DIRECTION> Below are records. Copy every line with "どちらとも言えない" in it.

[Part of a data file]
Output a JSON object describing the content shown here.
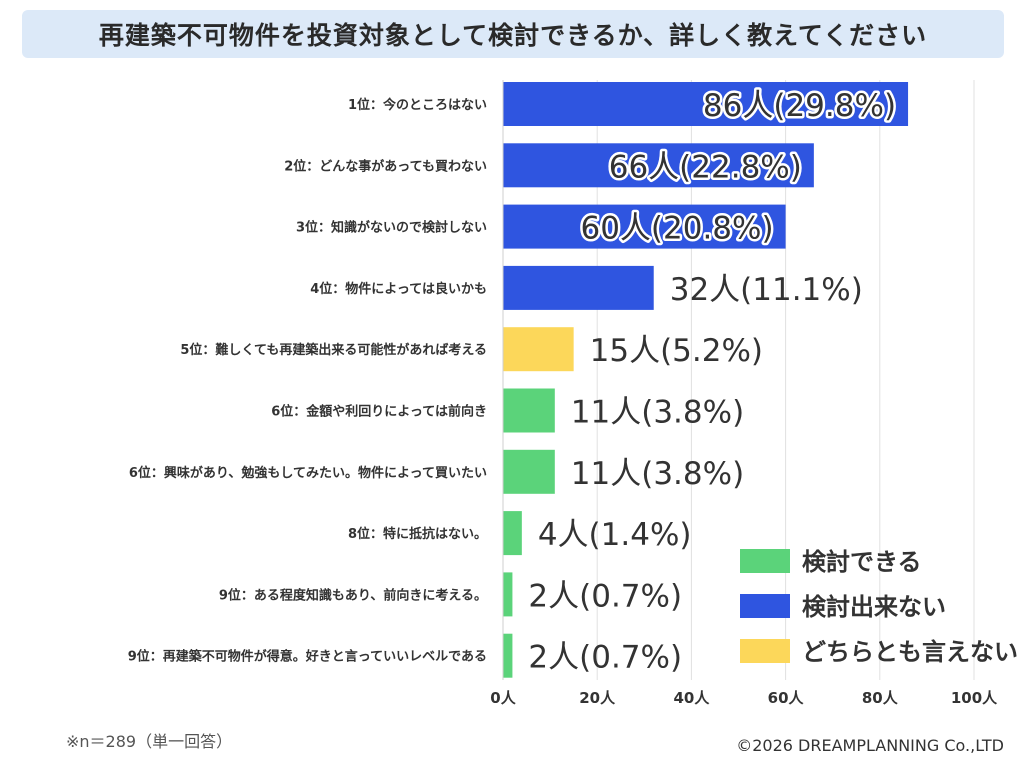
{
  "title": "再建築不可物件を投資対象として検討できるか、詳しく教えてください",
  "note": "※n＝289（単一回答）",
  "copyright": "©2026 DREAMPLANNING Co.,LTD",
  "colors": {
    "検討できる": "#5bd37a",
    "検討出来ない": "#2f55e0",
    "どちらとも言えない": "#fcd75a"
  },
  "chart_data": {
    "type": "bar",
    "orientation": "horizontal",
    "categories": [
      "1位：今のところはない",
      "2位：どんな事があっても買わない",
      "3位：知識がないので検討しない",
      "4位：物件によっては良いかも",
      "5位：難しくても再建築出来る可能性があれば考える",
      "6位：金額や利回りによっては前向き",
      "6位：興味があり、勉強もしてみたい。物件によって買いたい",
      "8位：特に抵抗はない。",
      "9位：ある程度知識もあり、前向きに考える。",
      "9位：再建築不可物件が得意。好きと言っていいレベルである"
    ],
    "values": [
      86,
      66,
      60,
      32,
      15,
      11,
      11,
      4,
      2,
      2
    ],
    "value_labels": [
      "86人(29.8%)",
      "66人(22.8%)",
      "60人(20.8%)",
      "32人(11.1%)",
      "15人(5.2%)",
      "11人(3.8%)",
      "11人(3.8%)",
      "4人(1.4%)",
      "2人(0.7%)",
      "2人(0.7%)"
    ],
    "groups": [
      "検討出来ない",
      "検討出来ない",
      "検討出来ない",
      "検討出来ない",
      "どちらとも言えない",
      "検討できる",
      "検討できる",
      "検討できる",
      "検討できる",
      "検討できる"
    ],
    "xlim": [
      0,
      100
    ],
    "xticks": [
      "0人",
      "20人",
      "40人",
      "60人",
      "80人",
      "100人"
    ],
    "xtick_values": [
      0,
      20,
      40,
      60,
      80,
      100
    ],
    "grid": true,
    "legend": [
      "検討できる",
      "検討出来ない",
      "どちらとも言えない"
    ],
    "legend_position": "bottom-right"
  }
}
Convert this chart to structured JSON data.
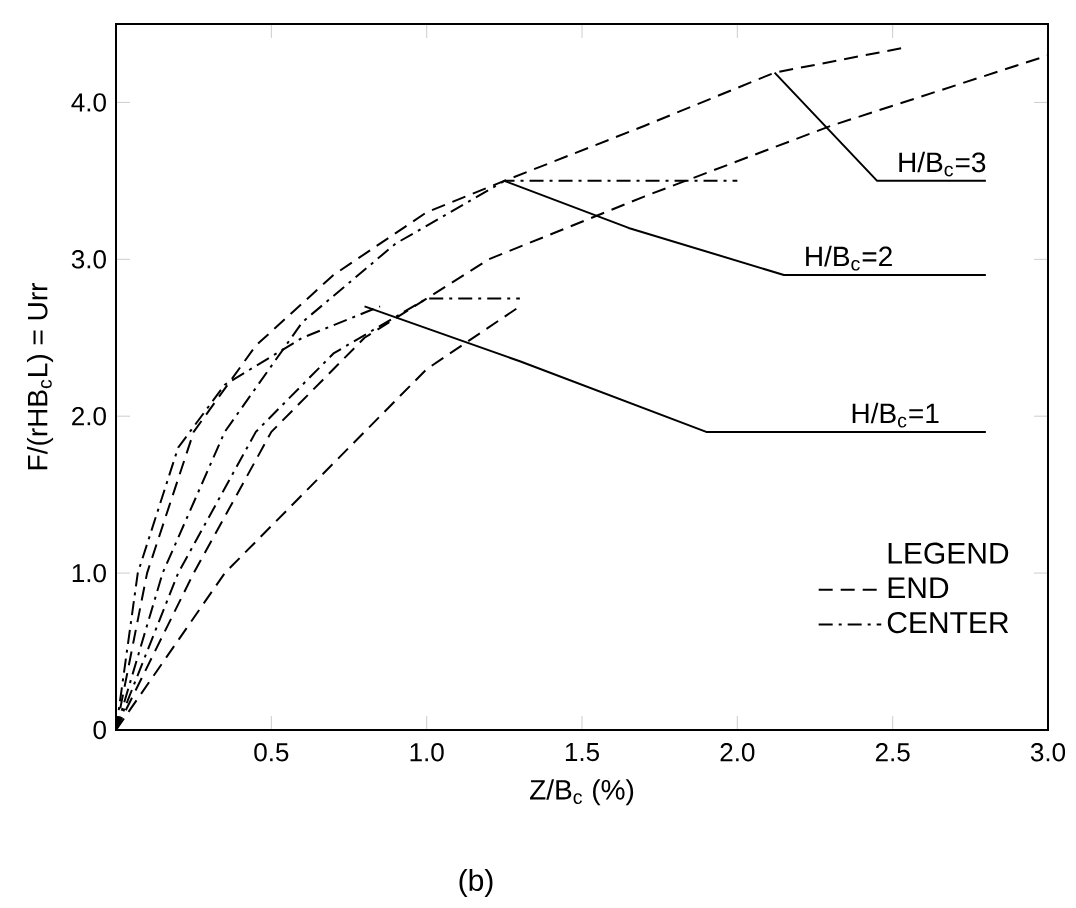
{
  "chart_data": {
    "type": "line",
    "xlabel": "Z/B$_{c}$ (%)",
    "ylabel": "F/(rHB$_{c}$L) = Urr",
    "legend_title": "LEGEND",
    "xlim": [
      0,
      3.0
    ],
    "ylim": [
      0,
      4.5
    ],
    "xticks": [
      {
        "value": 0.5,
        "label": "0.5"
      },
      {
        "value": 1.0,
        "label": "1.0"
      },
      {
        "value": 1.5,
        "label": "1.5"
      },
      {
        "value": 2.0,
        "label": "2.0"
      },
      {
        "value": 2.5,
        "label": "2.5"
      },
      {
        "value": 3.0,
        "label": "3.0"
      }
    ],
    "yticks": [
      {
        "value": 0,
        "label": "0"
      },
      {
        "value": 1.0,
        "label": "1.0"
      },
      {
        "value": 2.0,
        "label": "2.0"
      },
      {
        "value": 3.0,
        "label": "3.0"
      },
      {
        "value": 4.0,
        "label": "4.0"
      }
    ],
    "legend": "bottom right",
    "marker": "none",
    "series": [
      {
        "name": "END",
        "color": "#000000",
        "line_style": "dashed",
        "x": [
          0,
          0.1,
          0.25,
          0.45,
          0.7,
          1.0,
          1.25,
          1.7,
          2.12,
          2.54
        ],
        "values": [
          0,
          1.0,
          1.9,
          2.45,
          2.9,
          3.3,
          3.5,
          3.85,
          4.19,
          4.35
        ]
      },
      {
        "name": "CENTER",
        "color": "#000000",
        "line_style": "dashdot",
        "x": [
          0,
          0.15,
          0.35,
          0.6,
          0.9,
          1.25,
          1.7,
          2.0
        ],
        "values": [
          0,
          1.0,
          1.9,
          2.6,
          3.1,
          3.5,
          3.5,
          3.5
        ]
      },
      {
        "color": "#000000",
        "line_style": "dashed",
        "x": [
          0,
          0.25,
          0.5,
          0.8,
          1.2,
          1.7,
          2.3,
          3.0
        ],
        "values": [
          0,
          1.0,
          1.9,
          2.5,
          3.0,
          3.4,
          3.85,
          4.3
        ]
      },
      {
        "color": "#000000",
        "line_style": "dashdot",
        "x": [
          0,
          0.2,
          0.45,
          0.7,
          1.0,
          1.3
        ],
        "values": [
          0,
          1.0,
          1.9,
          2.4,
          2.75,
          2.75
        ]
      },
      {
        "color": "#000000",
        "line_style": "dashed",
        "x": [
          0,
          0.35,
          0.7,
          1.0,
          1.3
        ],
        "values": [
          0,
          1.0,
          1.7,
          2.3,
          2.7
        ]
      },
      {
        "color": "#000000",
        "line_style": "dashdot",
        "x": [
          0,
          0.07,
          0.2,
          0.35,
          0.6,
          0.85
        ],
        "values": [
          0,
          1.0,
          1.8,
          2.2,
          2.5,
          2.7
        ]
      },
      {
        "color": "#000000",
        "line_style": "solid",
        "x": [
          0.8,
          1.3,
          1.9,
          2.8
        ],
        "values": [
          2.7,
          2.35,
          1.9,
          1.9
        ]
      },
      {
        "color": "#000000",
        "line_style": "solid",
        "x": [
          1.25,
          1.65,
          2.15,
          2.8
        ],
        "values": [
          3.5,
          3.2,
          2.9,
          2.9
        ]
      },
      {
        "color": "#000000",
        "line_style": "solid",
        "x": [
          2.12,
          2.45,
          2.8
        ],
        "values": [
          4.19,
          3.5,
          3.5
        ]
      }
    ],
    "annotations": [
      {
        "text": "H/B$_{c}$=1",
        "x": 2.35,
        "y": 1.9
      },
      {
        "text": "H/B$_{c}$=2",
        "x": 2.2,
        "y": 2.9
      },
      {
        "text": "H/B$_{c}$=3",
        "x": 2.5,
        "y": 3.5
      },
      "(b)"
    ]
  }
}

...

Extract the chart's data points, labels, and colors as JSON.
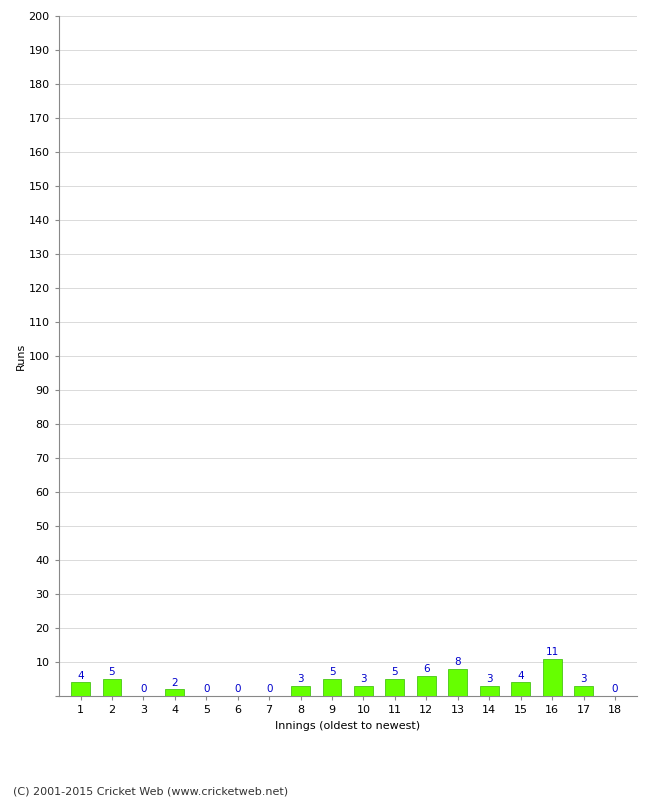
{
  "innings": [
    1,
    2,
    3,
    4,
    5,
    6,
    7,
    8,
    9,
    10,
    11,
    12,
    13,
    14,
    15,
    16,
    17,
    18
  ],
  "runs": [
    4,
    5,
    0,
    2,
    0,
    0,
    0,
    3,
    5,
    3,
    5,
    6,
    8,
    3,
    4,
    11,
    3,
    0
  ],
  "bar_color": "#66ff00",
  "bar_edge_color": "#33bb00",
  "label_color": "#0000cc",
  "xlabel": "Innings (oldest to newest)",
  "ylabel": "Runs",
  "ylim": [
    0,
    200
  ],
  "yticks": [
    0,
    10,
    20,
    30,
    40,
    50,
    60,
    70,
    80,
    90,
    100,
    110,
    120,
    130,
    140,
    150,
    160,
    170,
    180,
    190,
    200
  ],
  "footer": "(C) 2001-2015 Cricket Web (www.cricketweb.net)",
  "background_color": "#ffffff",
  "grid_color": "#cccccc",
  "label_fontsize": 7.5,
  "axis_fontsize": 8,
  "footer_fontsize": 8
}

TASK ANSWER>
    "どちらとも言えない": "#fcd75a"
      "どちらとも言えない",
      "どちらとも言えない"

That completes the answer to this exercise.